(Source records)
_____

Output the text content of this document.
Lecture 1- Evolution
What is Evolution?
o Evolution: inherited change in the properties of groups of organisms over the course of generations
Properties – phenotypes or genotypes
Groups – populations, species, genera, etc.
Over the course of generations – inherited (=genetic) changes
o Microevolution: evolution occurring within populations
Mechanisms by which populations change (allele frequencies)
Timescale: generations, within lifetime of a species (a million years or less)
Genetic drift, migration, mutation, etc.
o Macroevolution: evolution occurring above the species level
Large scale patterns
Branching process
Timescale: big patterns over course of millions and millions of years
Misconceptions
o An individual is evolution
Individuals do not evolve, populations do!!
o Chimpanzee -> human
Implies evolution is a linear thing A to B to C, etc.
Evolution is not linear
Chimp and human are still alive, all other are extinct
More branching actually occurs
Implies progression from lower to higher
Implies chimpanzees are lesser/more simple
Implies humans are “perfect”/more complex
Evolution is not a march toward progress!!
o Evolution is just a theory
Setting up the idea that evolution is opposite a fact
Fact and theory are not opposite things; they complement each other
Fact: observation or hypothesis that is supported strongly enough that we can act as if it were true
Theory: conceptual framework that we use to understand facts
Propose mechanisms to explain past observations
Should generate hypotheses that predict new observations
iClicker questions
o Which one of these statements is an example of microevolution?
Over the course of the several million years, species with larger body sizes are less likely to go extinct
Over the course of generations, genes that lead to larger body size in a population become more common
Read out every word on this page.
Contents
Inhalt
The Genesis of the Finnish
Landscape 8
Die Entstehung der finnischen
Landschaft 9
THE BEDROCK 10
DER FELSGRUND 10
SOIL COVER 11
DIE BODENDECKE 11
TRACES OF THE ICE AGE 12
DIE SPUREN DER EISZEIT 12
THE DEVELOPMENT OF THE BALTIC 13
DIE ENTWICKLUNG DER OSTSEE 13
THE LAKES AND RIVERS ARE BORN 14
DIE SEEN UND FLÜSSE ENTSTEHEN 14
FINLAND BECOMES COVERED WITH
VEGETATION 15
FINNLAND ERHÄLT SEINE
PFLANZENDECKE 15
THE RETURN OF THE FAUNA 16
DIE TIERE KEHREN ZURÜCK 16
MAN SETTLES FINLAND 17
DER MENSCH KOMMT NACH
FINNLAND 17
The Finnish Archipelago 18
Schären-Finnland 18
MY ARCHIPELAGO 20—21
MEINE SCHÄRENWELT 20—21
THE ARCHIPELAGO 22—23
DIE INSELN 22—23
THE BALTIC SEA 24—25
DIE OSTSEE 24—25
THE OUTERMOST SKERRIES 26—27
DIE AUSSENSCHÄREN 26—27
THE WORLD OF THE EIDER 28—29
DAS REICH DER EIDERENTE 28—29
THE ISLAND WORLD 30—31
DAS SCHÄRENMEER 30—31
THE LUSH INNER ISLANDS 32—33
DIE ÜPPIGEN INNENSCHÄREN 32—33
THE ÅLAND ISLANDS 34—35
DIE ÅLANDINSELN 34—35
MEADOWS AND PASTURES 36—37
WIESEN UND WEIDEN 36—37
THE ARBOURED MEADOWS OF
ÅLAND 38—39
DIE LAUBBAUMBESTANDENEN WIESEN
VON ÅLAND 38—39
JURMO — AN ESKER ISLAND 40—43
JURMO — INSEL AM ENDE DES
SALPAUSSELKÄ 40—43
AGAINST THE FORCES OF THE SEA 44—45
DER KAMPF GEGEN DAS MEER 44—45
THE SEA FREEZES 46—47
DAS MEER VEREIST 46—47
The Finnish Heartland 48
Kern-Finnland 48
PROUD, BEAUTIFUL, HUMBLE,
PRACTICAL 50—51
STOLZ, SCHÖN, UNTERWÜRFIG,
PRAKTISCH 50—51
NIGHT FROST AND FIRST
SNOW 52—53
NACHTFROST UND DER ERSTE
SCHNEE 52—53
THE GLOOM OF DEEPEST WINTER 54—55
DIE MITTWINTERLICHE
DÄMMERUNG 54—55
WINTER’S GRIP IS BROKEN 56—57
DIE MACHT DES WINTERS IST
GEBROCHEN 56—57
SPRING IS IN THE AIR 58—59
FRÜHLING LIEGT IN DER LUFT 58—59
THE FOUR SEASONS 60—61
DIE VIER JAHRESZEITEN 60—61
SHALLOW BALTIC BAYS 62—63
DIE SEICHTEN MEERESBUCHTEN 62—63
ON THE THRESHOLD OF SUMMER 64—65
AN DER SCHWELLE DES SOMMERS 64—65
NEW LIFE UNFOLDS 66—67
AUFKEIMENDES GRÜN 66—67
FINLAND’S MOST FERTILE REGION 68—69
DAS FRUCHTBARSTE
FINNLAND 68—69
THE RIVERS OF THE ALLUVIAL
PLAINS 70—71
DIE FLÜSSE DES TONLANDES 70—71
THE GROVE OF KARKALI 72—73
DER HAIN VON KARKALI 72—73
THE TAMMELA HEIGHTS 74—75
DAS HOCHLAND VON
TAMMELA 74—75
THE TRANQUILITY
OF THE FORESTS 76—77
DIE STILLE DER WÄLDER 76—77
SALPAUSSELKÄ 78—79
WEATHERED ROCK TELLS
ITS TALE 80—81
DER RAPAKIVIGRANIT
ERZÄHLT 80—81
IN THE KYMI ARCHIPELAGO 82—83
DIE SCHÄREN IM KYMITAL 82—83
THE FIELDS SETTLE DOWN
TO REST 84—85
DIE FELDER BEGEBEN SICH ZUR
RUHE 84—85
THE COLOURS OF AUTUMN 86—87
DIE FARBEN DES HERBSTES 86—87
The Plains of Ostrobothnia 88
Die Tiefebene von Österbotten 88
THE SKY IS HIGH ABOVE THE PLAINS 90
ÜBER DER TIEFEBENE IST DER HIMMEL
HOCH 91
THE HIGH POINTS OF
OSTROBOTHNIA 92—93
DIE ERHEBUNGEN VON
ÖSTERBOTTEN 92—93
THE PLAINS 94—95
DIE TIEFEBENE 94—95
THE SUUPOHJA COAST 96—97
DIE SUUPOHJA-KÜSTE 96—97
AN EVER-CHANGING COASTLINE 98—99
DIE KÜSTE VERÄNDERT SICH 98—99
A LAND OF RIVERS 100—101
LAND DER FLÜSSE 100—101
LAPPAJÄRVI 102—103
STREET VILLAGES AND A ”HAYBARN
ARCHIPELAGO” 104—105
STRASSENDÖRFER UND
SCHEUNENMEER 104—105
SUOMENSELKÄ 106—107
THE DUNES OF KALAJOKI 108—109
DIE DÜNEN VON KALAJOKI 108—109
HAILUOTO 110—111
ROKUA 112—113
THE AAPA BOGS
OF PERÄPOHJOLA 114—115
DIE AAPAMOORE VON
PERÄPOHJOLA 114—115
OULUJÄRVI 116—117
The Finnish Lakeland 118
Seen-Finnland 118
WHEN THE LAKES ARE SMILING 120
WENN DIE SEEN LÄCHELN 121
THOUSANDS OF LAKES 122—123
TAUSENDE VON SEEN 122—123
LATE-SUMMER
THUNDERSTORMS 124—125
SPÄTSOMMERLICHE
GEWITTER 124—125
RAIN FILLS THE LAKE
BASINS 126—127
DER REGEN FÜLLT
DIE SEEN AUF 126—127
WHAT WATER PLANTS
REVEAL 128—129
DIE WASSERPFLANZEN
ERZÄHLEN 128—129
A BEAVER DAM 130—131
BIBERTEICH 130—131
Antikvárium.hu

_____

Work required: Filter the entries and keep only the lines holding "KALAJOKI".

Response to the exercise:
THE DUNES OF KALAJOKI 108—109
DIE DÜNEN VON KALAJOKI 108—109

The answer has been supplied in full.